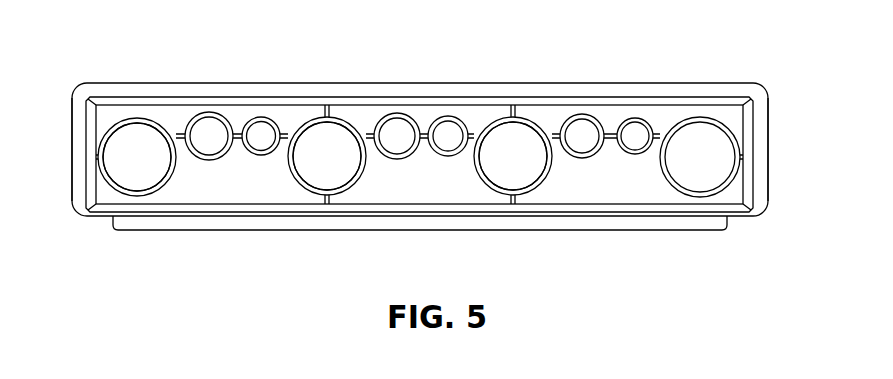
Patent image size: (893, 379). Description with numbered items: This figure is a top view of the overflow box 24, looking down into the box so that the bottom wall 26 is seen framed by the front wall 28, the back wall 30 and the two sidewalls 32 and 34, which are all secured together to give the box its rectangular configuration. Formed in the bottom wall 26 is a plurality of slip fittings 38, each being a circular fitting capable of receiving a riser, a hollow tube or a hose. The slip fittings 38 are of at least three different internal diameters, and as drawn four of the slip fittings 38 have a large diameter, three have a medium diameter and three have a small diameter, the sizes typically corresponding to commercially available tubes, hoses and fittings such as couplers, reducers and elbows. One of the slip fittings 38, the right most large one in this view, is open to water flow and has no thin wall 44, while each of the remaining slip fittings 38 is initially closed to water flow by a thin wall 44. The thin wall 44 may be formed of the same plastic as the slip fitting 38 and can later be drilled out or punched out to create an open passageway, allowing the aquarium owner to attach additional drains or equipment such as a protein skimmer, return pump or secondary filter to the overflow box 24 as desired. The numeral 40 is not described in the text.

The overflow box 24 is at (753, 33).
The bottom wall 26 is at (611, 191).
The front wall 28 is at (730, 217).
The back wall 30 is at (657, 83).
The sidewall 32 is at (72, 141).
The sidewall 34 is at (768, 132).
The slip fitting 38 is at (255, 117).
The cell receiving openings 40 is at (172, 185).
The thin wall 44 is at (128, 165).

===============

Assigned task:
The whole listing above must be set down again exactly, but without its images.

Response:
Patent image size: (893, 379). Description with numbered items: This figure is a top view of the overflow box 24, looking down into the box so that the bottom wall 26 is seen framed by the front wall 28, the back wall 30 and the two sidewalls 32 and 34, which are all secured together to give the box its rectangular configuration. Formed in the bottom wall 26 is a plurality of slip fittings 38, each being a circular fitting capable of receiving a riser, a hollow tube or a hose. The slip fittings 38 are of at least three different internal diameters, and as drawn four of the slip fittings 38 have a large diameter, three have a medium diameter and three have a small diameter, the sizes typically corresponding to commercially available tubes, hoses and fittings such as couplers, reducers and elbows. One of the slip fittings 38, the right most large one in this view, is open to water flow and has no thin wall 44, while each of the remaining slip fittings 38 is initially closed to water flow by a thin wall 44. The thin wall 44 may be formed of the same plastic as the slip fitting 38 and can later be drilled out or punched out to create an open passageway, allowing the aquarium owner to attach additional drains or equipment such as a protein skimmer, return pump or secondary filter to the overflow box 24 as desired. The numeral 40 is not described in the text.

The overflow box 24 is at (753, 33).
The bottom wall 26 is at (611, 191).
The front wall 28 is at (730, 217).
The back wall 30 is at (657, 83).
The sidewall 32 is at (72, 141).
The sidewall 34 is at (768, 132).
The slip fitting 38 is at (255, 117).
The cell receiving openings 40 is at (172, 185).
The thin wall 44 is at (128, 165).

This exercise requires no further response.